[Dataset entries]
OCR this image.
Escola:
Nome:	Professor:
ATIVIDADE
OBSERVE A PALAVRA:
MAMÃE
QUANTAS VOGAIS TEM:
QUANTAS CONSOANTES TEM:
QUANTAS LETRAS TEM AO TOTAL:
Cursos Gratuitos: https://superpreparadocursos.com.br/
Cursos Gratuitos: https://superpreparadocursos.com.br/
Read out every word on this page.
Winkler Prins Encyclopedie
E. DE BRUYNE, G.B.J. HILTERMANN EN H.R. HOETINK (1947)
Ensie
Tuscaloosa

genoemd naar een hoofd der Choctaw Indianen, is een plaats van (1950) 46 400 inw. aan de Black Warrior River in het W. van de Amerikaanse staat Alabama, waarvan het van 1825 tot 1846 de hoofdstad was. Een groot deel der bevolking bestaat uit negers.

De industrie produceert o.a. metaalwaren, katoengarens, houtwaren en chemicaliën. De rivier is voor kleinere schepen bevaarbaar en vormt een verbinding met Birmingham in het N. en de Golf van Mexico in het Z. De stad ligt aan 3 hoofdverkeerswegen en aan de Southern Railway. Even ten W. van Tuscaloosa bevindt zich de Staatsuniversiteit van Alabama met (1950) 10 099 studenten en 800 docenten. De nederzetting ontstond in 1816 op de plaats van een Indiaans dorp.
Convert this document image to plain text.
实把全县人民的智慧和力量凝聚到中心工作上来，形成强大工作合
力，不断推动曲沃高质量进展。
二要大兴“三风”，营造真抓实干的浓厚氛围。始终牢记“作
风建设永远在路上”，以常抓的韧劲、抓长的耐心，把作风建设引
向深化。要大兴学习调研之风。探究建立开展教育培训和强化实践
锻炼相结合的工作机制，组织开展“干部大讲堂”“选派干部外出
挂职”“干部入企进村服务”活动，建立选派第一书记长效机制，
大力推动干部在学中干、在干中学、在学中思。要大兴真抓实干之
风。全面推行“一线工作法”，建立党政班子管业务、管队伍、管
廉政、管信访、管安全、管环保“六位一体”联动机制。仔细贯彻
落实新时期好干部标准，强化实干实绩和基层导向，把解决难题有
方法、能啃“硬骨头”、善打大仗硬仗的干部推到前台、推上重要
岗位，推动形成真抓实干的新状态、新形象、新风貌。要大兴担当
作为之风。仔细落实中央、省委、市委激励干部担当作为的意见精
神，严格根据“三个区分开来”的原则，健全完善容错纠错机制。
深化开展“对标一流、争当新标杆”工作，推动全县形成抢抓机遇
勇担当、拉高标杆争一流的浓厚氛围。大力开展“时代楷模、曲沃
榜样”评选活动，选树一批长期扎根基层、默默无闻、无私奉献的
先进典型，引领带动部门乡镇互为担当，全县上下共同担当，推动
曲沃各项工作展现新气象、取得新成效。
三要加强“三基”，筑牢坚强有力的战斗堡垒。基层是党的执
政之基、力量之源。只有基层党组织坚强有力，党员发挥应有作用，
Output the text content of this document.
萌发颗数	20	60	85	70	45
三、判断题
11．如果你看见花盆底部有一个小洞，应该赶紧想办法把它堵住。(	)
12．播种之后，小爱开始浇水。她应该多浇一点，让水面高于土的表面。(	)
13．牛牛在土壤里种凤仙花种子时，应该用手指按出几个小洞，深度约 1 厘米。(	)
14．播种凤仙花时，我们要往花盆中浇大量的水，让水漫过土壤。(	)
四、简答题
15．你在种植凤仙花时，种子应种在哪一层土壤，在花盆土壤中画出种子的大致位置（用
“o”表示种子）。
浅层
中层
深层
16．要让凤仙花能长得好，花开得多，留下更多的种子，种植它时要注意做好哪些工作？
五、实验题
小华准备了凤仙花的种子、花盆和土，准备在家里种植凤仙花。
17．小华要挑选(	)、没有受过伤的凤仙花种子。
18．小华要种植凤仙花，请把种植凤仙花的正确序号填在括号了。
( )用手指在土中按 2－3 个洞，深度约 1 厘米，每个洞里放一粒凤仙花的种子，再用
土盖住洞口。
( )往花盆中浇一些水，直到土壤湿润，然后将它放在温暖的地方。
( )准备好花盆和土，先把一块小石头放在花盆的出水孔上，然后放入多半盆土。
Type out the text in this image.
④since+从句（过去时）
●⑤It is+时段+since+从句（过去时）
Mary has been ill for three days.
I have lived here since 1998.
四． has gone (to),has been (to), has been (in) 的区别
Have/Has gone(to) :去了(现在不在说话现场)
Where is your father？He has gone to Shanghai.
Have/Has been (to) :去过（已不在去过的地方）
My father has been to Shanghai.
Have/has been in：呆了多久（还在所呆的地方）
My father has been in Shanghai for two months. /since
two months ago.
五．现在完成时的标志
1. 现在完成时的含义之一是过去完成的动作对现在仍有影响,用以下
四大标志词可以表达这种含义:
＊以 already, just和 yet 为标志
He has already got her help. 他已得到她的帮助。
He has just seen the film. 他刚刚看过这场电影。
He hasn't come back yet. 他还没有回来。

EXERCISE GOAL :: Only the lines from the one containing "Output the text content of this document." to the end of the listing belong in the output, each reproduced exactly.

FINAL ANSWER ::
Output the text content of this document.
萌发颗数	20	60	85	70	45
三、判断题
11．如果你看见花盆底部有一个小洞，应该赶紧想办法把它堵住。(	)
12．播种之后，小爱开始浇水。她应该多浇一点，让水面高于土的表面。(	)
13．牛牛在土壤里种凤仙花种子时，应该用手指按出几个小洞，深度约 1 厘米。(	)
14．播种凤仙花时，我们要往花盆中浇大量的水，让水漫过土壤。(	)
四、简答题
15．你在种植凤仙花时，种子应种在哪一层土壤，在花盆土壤中画出种子的大致位置（用
“o”表示种子）。
浅层
中层
深层
16．要让凤仙花能长得好，花开得多，留下更多的种子，种植它时要注意做好哪些工作？
五、实验题
小华准备了凤仙花的种子、花盆和土，准备在家里种植凤仙花。
17．小华要挑选(	)、没有受过伤的凤仙花种子。
18．小华要种植凤仙花，请把种植凤仙花的正确序号填在括号了。
( )用手指在土中按 2－3 个洞，深度约 1 厘米，每个洞里放一粒凤仙花的种子，再用
土盖住洞口。
( )往花盆中浇一些水，直到土壤湿润，然后将它放在温暖的地方。
( )准备好花盆和土，先把一块小石头放在花盆的出水孔上，然后放入多半盆土。
Type out the text in this image.
④since+从句（过去时）
●⑤It is+时段+since+从句（过去时）
Mary has been ill for three days.
I have lived here since 1998.
四． has gone (to),has been (to), has been (in) 的区别
Have/Has gone(to) :去了(现在不在说话现场)
Where is your father？He has gone to Shanghai.
Have/Has been (to) :去过（已不在去过的地方）
My father has been to Shanghai.
Have/has been in：呆了多久（还在所呆的地方）
My father has been in Shanghai for two months. /since
two months ago.
五．现在完成时的标志
1. 现在完成时的含义之一是过去完成的动作对现在仍有影响,用以下
四大标志词可以表达这种含义:
＊以 already, just和 yet 为标志
He has already got her help. 他已得到她的帮助。
He has just seen the film. 他刚刚看过这场电影。
He hasn't come back yet. 他还没有回来。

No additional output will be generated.